• _Task to complete_: List every line of the material that contains the string "damping", matching case exactly.

• _Exercise input_:
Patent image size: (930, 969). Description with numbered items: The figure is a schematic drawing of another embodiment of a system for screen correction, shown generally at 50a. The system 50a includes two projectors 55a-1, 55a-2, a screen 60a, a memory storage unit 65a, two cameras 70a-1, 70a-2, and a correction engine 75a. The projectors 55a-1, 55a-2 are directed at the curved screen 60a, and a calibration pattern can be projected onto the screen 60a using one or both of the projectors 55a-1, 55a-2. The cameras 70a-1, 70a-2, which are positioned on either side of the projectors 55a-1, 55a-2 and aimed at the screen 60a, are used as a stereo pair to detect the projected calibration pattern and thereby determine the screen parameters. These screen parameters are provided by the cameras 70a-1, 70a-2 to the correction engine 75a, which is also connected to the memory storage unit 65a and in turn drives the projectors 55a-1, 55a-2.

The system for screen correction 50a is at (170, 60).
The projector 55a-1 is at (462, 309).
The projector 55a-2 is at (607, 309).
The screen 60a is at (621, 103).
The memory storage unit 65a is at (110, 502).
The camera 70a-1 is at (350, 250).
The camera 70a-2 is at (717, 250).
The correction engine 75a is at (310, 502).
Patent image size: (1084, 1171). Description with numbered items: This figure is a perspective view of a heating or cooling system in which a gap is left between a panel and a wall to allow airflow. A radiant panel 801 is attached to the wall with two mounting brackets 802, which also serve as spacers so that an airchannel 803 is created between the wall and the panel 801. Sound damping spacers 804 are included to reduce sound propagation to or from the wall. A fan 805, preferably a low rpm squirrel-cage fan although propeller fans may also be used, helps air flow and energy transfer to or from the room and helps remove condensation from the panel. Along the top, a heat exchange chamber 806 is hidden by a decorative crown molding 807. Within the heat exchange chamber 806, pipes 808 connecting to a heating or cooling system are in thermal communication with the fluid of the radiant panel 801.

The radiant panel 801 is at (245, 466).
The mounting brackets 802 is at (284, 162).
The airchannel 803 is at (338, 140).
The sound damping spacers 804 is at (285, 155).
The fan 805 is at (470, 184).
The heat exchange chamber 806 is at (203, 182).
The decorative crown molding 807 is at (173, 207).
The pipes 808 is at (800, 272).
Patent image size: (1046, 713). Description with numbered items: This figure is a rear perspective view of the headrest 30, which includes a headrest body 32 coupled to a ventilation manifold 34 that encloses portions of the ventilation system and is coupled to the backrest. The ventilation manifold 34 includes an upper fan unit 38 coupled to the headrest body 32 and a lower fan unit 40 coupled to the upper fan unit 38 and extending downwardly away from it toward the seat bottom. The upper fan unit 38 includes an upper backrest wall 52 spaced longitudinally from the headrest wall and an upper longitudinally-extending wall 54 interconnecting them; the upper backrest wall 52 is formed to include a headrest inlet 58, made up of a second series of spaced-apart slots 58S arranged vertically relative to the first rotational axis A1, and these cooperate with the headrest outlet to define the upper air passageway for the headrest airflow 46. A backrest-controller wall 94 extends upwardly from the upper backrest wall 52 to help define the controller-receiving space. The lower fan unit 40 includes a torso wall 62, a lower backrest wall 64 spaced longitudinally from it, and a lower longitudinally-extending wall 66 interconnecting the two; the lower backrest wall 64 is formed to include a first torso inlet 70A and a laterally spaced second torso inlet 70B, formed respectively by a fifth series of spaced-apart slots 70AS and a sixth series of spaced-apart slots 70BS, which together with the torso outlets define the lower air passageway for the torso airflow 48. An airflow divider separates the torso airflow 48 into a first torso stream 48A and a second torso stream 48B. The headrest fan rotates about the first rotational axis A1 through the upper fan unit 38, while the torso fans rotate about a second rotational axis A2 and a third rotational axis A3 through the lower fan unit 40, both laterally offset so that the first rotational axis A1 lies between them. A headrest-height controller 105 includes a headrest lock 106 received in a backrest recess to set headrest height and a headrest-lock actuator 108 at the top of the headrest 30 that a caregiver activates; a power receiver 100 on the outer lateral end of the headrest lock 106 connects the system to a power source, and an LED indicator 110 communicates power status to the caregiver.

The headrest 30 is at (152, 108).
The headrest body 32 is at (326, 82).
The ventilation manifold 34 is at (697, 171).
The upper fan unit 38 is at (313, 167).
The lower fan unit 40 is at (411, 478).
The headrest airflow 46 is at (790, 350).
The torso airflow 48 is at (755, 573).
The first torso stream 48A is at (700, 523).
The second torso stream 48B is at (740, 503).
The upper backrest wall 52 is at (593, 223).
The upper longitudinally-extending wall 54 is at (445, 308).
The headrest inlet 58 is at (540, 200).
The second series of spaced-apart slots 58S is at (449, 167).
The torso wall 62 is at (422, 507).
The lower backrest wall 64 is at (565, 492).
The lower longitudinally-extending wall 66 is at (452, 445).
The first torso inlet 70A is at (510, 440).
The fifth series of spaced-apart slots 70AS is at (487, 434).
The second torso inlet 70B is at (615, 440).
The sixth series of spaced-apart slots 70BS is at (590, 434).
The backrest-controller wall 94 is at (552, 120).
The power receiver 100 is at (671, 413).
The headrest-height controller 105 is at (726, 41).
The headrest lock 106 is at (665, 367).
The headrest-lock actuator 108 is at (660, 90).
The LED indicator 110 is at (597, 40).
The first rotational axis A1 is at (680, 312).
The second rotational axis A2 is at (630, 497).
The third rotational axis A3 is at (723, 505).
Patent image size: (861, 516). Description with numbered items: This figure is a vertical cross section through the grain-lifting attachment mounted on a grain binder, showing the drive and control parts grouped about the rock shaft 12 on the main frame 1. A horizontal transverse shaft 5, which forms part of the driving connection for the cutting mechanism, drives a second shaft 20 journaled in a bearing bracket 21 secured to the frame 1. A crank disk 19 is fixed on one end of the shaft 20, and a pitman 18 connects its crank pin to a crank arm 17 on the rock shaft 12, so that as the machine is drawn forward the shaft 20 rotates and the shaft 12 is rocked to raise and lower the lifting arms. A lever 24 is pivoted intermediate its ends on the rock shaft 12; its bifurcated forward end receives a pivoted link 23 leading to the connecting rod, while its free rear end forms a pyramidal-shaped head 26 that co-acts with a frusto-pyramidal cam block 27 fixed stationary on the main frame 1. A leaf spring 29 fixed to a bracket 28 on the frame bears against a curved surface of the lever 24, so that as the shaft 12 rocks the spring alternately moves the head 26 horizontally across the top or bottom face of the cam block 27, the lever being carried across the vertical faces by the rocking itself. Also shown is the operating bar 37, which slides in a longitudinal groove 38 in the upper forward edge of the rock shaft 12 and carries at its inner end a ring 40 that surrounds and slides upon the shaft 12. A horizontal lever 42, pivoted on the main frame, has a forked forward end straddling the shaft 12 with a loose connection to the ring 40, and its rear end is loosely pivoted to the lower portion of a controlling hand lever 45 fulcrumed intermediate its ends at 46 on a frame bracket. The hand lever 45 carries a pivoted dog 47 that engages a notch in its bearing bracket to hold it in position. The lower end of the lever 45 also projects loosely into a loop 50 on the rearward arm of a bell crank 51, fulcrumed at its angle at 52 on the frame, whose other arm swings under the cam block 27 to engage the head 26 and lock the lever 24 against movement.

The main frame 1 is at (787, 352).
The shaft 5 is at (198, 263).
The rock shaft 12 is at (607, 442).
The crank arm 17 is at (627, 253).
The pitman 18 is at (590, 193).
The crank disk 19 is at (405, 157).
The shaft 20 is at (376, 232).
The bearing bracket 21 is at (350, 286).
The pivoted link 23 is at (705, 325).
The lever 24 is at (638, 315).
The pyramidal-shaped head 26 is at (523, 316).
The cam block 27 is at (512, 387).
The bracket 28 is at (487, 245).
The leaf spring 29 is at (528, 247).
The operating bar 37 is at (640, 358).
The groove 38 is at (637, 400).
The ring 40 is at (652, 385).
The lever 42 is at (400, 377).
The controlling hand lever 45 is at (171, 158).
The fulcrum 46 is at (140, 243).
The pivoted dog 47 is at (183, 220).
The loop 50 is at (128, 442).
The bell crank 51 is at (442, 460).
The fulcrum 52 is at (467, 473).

• _Exercise answer_:
Patent image size: (1084, 1171). Description with numbered items: This figure is a perspective view of a heating or cooling system in which a gap is left between a panel and a wall to allow airflow. A radiant panel 801 is attached to the wall with two mounting brackets 802, which also serve as spacers so that an airchannel 803 is created between the wall and the panel 801. Sound damping spacers 804 are included to reduce sound propagation to or from the wall. A fan 805, preferably a low rpm squirrel-cage fan although propeller fans may also be used, helps air flow and energy transfer to or from the room and helps remove condensation from the panel. Along the top, a heat exchange chamber 806 is hidden by a decorative crown molding 807. Within the heat exchange chamber 806, pipes 808 connecting to a heating or cooling system are in thermal communication with the fluid of the radiant panel 801.
The sound damping spacers 804 is at (285, 155).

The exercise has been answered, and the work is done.